| SUPPLIED MATERIAL |

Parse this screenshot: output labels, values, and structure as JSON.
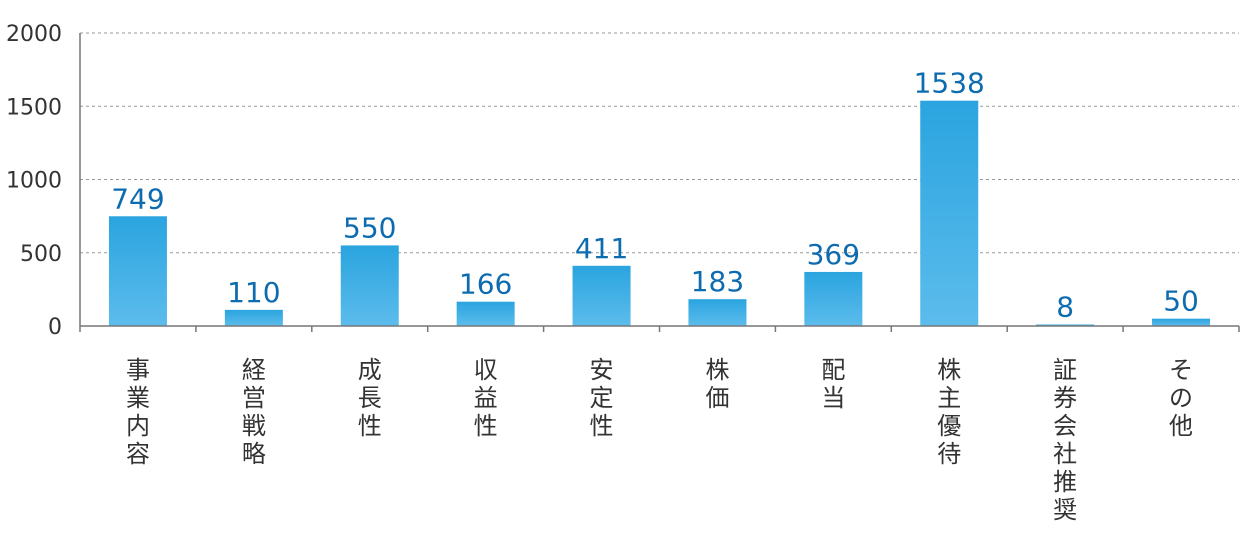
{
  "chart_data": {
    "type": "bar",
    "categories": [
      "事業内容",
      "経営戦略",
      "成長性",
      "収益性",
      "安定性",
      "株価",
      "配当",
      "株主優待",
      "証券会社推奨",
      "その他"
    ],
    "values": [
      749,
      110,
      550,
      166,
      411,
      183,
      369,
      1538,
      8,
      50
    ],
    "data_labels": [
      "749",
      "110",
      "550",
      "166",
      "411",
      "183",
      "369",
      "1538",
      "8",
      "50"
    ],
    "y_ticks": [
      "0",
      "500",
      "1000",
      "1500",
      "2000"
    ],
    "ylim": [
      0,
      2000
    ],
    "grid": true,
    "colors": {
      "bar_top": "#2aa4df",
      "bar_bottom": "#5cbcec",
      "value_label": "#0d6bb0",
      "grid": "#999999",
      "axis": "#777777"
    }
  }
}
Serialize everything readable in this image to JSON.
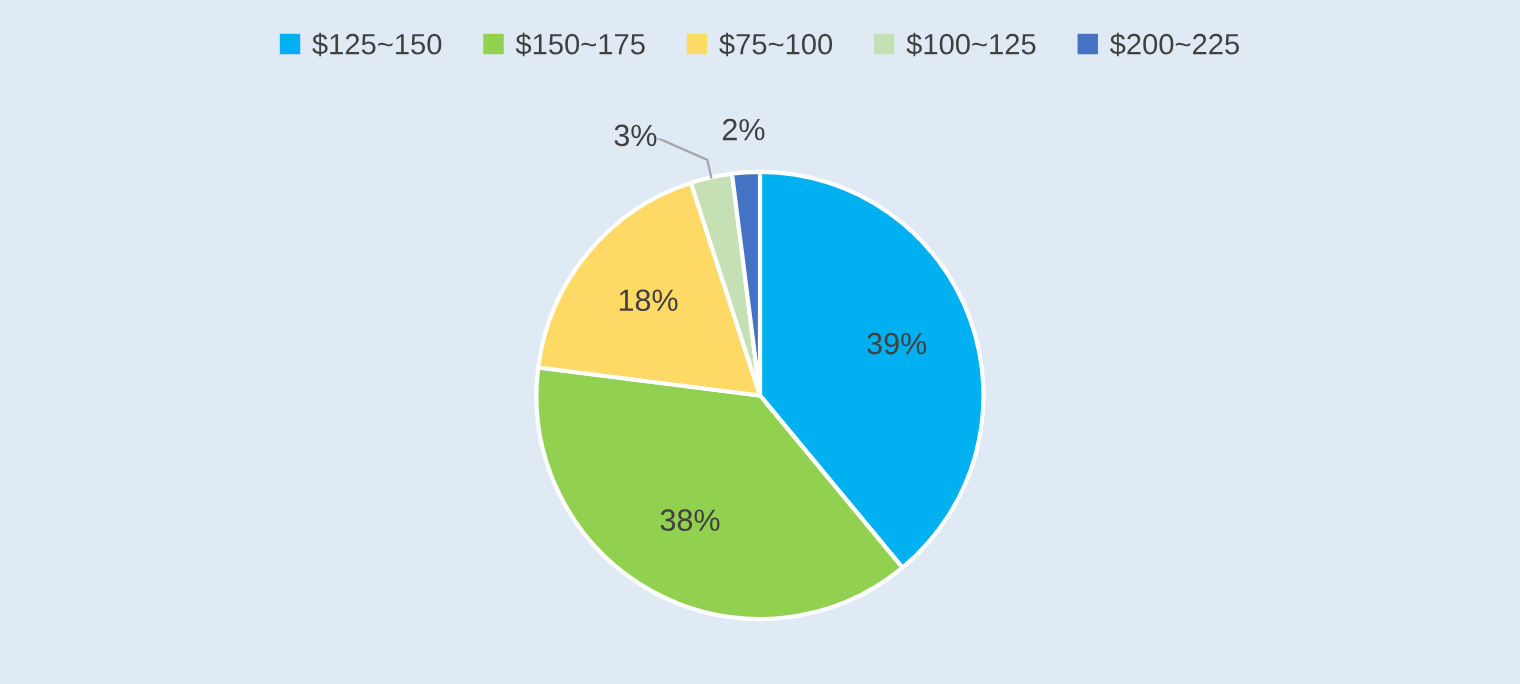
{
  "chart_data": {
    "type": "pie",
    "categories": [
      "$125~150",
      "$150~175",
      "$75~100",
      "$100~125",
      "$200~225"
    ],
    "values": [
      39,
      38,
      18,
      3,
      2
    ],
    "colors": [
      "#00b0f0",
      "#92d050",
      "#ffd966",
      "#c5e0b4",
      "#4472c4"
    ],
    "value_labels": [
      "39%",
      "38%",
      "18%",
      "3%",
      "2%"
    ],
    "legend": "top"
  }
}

==

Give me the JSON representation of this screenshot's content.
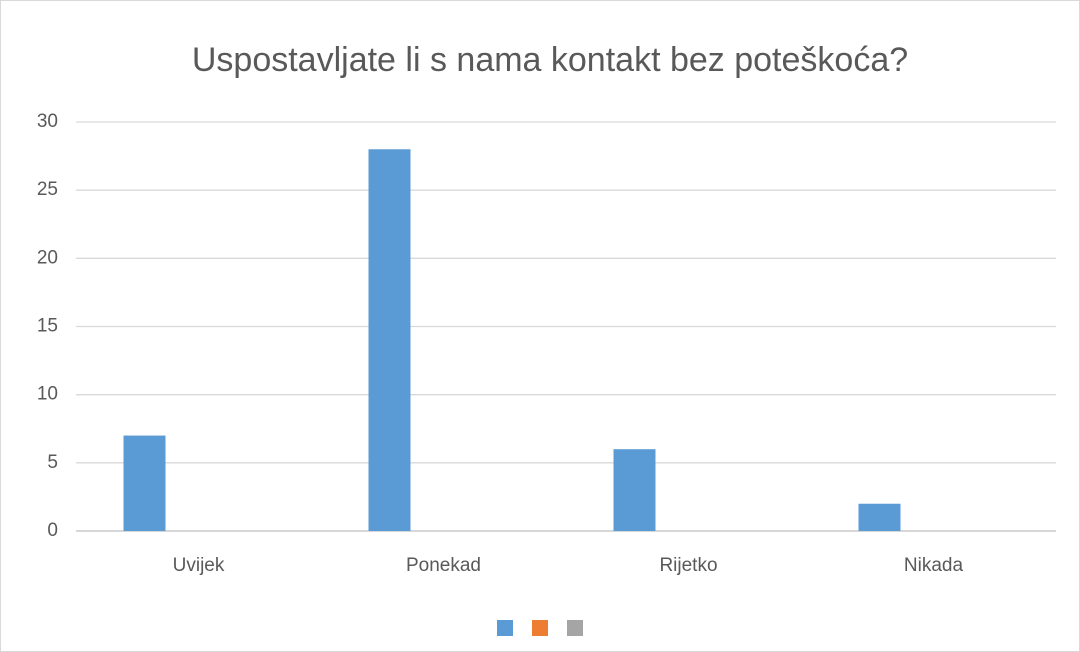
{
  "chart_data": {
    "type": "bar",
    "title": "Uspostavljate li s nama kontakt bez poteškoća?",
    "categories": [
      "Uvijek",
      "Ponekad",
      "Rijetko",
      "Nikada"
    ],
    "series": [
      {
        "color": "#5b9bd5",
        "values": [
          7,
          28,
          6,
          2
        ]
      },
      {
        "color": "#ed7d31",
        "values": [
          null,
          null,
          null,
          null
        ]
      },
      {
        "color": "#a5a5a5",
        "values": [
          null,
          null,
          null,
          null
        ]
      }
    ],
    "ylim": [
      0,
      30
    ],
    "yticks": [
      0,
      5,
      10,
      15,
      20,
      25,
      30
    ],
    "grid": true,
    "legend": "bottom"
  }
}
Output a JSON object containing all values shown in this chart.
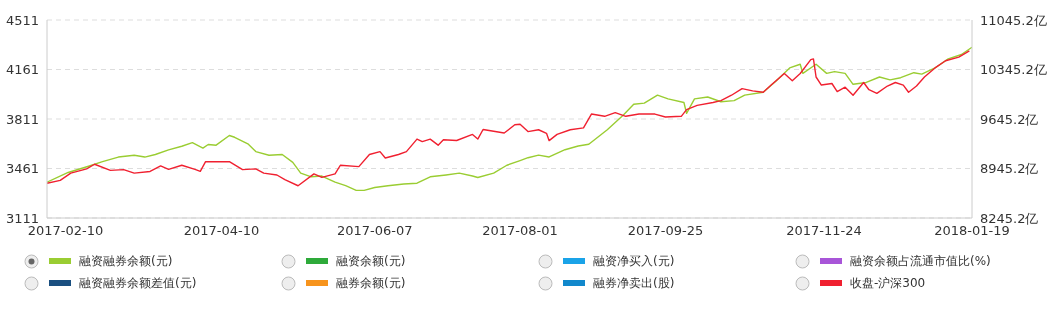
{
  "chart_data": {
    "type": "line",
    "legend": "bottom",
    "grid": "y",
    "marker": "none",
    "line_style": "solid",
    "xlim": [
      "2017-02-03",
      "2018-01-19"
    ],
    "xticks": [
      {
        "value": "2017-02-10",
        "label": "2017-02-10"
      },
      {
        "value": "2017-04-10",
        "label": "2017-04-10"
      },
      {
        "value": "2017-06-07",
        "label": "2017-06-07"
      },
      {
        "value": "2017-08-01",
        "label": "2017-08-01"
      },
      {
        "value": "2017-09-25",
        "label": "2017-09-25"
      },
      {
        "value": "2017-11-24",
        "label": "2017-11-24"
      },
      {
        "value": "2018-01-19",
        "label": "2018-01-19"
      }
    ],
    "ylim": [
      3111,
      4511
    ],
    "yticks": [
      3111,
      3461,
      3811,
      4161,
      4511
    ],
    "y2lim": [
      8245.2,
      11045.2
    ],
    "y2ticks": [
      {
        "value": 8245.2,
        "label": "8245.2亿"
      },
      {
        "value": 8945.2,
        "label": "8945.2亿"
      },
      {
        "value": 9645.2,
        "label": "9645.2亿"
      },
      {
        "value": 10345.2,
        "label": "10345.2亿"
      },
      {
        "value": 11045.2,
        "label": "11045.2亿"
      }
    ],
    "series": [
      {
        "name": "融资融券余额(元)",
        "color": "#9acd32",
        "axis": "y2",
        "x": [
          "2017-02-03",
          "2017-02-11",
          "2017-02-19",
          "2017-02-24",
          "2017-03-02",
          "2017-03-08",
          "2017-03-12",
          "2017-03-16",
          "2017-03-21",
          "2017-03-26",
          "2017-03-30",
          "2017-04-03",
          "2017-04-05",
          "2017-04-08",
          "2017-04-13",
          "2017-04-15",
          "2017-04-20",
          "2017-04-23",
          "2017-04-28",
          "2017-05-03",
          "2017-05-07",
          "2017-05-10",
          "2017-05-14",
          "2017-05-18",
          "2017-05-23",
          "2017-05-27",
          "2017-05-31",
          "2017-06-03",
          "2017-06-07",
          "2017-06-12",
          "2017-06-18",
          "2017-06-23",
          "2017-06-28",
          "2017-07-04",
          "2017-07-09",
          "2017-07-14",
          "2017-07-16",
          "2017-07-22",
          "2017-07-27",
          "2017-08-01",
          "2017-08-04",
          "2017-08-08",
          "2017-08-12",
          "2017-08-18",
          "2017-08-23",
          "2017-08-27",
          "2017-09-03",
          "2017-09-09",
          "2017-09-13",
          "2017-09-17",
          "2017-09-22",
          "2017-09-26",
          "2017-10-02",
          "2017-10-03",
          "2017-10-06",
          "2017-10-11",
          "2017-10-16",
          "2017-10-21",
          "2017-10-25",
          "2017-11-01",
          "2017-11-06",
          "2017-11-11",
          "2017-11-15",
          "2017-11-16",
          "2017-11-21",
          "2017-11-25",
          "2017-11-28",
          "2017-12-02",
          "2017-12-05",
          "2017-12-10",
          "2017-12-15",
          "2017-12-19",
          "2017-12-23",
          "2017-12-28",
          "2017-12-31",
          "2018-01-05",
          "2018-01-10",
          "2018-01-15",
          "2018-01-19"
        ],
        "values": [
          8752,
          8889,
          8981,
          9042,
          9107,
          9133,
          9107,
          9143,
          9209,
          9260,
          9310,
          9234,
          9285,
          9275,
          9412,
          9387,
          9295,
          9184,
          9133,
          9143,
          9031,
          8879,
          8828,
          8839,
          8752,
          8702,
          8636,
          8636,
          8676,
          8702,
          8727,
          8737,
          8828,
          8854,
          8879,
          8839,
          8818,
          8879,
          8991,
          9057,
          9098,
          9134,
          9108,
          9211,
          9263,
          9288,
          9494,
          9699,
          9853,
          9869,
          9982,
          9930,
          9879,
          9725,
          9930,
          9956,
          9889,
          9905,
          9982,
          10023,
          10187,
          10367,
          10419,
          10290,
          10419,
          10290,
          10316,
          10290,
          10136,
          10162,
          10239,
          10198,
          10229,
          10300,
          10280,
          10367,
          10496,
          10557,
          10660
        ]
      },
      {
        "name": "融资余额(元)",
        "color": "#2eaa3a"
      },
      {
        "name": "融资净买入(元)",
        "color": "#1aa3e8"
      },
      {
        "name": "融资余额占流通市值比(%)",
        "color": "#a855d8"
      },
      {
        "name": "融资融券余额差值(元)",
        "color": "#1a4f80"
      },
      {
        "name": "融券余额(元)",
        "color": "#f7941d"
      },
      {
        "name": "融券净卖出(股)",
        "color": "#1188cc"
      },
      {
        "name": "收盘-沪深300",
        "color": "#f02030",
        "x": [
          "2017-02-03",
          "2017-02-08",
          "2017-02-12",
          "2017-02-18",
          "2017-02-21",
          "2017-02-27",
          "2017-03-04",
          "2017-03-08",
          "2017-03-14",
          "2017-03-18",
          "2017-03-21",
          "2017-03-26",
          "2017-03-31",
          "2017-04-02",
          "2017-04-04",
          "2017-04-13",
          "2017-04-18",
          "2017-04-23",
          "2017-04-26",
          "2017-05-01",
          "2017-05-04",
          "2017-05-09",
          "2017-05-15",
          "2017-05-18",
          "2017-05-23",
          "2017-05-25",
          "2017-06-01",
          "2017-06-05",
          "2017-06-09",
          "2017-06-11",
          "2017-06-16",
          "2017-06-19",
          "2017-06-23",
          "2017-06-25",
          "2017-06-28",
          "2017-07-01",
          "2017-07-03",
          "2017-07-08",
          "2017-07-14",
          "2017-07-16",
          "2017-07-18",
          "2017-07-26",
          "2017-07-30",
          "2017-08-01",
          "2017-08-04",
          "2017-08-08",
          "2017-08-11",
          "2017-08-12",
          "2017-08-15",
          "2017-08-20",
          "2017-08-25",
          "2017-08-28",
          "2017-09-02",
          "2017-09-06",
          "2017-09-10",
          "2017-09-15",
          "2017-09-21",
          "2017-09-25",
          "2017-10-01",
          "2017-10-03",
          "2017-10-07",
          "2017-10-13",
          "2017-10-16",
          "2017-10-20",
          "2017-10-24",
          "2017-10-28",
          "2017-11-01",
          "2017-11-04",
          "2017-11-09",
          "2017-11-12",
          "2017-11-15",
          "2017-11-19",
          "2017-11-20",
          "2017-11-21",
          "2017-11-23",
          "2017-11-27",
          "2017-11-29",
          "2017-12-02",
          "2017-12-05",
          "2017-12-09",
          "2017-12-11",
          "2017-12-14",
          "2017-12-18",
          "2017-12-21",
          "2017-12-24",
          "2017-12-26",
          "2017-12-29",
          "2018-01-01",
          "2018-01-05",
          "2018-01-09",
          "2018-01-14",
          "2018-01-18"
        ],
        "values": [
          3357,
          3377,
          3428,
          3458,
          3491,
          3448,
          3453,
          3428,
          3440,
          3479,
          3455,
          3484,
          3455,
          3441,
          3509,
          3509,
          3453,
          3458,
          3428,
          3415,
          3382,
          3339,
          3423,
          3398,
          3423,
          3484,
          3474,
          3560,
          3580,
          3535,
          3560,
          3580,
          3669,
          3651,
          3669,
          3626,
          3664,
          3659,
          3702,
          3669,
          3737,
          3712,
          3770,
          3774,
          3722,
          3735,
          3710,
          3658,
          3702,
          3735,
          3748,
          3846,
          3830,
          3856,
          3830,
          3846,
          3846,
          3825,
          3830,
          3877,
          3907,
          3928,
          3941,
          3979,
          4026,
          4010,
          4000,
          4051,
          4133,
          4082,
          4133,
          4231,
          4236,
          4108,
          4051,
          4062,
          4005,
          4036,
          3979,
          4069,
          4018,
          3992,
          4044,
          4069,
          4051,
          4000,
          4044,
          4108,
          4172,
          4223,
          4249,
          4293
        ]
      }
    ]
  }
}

---

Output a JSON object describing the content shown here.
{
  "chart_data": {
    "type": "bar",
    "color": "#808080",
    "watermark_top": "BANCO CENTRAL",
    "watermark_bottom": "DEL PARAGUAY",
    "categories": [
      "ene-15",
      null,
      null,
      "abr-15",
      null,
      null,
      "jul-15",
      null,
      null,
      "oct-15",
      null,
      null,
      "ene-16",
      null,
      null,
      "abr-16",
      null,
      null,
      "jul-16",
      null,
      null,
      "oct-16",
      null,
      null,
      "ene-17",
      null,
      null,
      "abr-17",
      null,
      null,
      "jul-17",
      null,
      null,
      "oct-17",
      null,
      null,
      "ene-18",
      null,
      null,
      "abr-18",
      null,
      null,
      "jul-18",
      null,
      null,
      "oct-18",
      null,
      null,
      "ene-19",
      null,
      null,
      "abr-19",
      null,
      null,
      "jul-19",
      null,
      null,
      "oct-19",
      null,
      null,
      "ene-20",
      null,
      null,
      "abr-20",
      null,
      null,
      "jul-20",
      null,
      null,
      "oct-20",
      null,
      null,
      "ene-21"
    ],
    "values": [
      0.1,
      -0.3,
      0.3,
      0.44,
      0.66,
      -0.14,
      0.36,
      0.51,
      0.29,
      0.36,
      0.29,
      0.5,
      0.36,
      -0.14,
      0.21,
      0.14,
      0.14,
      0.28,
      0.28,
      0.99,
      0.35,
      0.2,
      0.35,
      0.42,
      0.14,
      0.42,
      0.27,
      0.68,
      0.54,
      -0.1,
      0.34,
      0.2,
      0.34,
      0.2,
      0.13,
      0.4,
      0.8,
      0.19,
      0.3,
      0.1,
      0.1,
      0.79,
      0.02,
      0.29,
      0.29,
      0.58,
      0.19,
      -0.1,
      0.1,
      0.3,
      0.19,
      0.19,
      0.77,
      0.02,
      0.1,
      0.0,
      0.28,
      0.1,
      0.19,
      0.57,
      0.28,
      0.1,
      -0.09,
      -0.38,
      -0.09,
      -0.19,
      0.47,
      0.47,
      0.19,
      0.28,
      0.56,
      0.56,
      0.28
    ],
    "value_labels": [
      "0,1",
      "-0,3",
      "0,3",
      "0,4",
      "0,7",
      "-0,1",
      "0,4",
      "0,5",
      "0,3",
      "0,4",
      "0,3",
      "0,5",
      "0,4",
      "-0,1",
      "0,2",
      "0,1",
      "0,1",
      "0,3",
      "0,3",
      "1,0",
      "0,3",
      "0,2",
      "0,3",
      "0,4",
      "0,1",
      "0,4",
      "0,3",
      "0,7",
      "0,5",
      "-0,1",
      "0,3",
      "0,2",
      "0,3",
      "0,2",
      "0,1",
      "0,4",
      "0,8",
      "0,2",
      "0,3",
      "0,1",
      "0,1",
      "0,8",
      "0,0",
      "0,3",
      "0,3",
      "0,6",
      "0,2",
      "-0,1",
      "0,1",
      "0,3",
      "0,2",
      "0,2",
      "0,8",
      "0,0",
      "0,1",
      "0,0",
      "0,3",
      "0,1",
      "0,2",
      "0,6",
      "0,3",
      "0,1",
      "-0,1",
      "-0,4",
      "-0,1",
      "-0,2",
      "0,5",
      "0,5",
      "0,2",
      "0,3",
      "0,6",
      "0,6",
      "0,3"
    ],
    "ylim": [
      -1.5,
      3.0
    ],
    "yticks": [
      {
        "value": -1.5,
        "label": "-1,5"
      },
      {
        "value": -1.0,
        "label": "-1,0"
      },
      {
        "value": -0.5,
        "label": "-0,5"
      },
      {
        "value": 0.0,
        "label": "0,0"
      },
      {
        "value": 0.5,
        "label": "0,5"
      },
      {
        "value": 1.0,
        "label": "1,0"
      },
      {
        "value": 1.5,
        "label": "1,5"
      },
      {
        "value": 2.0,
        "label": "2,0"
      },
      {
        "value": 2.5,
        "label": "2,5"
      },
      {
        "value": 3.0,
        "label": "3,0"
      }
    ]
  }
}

| GIVEN TASK |
Collect each line holding the string "this".

| SOLUTION TO THE EXERCISE |
Parse this screenshot: output labels, values, and structure as JSON.
Serialize everything readable in this image to JSON.
Give me the JSON representation of this screenshot's content.
Output a JSON object containing all values shown in this chart.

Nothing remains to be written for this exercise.